[Start of section]
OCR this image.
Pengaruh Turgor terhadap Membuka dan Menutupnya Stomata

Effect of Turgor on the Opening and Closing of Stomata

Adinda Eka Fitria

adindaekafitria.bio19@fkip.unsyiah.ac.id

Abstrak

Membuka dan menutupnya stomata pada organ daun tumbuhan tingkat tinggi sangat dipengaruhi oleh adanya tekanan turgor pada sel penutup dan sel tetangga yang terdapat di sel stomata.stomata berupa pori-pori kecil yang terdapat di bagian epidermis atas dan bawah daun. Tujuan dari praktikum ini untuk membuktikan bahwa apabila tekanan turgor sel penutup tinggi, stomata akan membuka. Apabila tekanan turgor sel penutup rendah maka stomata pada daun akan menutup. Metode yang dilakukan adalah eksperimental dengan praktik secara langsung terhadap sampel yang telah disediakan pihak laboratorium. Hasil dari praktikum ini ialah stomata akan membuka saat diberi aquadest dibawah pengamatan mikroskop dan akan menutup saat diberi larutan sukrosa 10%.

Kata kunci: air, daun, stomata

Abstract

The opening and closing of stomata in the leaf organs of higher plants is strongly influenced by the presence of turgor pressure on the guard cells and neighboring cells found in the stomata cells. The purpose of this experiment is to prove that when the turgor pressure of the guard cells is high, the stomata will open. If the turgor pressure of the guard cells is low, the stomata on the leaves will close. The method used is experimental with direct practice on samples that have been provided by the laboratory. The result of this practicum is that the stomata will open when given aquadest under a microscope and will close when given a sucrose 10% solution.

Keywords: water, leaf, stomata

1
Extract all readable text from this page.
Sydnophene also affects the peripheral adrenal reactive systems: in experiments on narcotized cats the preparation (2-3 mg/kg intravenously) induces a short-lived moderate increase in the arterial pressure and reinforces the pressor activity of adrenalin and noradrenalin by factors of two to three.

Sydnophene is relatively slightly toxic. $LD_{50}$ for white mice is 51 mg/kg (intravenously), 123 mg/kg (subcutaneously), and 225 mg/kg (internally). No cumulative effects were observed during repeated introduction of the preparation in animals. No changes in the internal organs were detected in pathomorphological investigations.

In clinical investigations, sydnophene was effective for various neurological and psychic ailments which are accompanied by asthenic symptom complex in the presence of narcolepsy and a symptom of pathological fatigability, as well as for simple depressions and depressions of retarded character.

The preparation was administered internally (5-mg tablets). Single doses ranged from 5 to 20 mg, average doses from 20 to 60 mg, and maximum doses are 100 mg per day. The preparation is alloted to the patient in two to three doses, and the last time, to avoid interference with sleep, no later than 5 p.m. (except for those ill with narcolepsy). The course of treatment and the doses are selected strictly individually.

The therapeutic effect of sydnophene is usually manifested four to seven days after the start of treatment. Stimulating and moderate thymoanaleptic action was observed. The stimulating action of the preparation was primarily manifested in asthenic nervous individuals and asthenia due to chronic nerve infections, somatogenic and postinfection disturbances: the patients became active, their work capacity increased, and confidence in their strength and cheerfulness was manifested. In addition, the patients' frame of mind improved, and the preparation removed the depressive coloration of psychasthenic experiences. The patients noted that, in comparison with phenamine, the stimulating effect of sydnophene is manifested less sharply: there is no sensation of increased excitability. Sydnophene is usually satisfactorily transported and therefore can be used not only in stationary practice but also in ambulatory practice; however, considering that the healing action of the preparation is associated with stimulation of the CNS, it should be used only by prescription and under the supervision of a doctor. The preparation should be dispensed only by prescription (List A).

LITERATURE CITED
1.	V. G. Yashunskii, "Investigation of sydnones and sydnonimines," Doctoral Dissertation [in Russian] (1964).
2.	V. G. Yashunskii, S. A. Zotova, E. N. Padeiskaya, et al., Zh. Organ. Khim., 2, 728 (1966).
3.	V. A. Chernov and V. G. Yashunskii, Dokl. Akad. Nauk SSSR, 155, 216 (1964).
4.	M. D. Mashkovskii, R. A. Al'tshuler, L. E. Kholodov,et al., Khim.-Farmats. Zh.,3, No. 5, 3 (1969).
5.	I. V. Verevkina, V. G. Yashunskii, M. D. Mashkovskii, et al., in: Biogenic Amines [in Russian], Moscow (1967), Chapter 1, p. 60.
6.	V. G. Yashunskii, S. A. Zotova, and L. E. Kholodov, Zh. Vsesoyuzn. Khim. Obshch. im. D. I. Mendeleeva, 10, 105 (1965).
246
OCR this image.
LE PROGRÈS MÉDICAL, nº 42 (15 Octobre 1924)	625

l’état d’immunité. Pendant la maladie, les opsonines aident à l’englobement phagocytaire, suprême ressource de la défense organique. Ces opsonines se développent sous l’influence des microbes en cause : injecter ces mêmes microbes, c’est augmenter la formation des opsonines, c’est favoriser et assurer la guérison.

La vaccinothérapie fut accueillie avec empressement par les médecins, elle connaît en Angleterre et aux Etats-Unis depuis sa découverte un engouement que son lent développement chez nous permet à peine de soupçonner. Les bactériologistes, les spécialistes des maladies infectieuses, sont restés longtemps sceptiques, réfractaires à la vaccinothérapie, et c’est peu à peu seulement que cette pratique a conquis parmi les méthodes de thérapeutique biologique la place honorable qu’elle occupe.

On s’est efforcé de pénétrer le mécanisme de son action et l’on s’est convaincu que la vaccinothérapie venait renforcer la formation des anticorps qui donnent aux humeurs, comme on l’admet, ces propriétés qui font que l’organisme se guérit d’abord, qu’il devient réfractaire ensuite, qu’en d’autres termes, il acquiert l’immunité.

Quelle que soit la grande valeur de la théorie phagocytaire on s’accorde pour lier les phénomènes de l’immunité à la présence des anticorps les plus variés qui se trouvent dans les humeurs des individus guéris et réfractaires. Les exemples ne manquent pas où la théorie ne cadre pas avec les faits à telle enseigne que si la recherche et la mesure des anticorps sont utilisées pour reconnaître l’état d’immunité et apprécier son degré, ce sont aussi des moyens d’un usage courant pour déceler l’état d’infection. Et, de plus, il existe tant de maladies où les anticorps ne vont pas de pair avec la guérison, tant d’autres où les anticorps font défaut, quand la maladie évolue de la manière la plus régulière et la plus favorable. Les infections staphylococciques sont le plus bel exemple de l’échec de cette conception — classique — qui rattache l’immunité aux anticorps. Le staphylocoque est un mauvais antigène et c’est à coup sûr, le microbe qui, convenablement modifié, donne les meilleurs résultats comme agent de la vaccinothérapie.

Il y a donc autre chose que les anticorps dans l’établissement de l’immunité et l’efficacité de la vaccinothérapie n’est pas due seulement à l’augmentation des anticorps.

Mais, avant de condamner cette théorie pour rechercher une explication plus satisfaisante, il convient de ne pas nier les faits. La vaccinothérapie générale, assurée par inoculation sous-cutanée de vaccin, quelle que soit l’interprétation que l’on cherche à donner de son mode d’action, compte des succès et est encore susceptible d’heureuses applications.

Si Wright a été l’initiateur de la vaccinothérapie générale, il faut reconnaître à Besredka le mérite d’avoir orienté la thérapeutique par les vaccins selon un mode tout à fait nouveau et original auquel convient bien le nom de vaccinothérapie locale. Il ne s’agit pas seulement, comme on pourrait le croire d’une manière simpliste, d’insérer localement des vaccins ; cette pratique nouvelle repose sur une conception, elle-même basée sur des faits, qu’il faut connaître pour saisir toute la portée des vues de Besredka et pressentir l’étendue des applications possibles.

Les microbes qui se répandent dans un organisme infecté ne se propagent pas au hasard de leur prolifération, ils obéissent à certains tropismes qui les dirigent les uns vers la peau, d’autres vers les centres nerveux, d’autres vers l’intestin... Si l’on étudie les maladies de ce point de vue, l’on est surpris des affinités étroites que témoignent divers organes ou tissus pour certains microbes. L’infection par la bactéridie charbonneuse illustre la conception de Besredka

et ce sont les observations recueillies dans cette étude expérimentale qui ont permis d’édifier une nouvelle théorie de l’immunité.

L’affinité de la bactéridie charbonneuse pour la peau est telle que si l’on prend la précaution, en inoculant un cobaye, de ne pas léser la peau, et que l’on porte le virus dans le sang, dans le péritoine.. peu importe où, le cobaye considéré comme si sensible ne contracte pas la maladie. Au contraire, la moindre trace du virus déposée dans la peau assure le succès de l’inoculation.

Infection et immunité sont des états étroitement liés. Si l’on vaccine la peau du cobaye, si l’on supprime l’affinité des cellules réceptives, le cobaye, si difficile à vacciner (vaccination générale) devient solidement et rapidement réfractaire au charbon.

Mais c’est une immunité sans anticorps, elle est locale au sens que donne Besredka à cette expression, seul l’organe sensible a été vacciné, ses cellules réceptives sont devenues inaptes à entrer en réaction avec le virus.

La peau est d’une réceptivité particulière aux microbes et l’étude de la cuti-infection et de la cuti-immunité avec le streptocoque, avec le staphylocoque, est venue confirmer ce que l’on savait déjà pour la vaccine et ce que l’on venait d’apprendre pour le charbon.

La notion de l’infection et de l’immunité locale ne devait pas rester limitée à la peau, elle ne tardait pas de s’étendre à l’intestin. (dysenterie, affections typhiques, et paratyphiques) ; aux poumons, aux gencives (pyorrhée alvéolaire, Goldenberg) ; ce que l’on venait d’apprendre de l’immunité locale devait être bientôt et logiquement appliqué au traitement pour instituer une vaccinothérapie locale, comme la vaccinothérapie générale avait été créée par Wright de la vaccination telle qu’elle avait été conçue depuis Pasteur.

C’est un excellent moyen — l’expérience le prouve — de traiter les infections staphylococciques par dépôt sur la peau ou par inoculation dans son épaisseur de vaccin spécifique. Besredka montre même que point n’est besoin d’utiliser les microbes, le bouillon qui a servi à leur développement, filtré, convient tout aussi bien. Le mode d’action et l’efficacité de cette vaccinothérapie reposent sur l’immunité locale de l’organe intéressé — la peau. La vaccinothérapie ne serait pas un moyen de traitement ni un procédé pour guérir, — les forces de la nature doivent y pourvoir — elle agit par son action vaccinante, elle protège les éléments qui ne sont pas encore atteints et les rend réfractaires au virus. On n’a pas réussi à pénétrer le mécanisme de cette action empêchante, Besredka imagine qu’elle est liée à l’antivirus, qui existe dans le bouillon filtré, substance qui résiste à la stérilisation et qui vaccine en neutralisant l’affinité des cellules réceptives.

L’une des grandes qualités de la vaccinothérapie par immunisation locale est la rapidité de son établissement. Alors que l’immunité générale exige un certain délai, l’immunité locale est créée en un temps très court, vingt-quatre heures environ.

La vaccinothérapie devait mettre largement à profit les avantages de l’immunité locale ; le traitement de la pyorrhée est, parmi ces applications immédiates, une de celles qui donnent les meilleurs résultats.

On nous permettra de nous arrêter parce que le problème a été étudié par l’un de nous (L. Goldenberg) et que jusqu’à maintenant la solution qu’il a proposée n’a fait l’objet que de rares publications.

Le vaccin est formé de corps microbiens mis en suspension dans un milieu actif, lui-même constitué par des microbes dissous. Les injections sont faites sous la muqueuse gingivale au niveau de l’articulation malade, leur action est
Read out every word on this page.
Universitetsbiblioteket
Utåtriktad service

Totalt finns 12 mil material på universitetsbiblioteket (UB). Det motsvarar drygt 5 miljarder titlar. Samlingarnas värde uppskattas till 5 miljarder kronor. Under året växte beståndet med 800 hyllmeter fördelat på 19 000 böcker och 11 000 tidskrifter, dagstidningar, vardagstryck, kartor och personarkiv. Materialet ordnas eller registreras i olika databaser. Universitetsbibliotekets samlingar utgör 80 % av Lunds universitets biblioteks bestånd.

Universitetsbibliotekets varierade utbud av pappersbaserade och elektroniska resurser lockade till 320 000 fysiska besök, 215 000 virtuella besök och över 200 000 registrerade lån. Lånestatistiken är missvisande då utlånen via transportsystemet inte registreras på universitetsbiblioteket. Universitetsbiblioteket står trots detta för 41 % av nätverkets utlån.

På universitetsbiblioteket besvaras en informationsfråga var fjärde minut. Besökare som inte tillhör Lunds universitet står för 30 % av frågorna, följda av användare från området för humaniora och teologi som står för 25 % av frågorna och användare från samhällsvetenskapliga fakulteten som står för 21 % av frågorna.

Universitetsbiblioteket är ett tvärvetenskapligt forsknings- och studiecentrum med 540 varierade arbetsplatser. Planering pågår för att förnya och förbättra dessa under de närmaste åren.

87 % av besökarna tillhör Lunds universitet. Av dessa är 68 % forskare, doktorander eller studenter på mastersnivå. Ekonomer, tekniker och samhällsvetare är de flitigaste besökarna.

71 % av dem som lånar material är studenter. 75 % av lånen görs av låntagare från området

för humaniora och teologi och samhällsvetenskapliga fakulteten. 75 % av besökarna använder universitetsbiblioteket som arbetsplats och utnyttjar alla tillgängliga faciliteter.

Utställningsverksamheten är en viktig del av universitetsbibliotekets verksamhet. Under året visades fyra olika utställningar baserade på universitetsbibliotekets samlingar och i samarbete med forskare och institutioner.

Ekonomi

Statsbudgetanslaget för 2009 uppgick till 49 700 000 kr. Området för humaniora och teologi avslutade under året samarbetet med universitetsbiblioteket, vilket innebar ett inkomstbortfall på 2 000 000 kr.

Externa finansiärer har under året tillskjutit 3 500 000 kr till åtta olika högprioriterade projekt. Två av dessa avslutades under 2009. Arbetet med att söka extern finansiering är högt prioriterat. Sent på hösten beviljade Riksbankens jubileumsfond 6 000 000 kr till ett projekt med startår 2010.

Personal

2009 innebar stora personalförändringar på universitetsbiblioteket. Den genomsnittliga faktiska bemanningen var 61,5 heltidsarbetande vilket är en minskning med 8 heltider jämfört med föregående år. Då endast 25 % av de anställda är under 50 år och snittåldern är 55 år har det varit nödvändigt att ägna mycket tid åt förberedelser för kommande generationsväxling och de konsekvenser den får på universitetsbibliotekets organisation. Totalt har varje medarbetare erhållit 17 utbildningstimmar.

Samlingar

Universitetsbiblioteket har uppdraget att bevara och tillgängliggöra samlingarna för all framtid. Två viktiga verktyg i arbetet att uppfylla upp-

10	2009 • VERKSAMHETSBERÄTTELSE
[End of section]
__Assigned task__: Go through the data and gather every line that holds "tillhör".

__Exercise answer__:
På universitetsbiblioteket besvaras en informationsfråga var fjärde minut. Besökare som inte tillhör Lunds universitet står för 30 % av frågorna, följda av användare från området för humaniora och teologi som står för 25 % av frågorna och användare från samhällsvetenskapliga fakulteten som står för 21 % av frågorna.
87 % av besökarna tillhör Lunds universitet. Av dessa är 68 % forskare, doktorander eller studenter på mastersnivå. Ekonomer, tekniker och samhällsvetare är de flitigaste besökarna.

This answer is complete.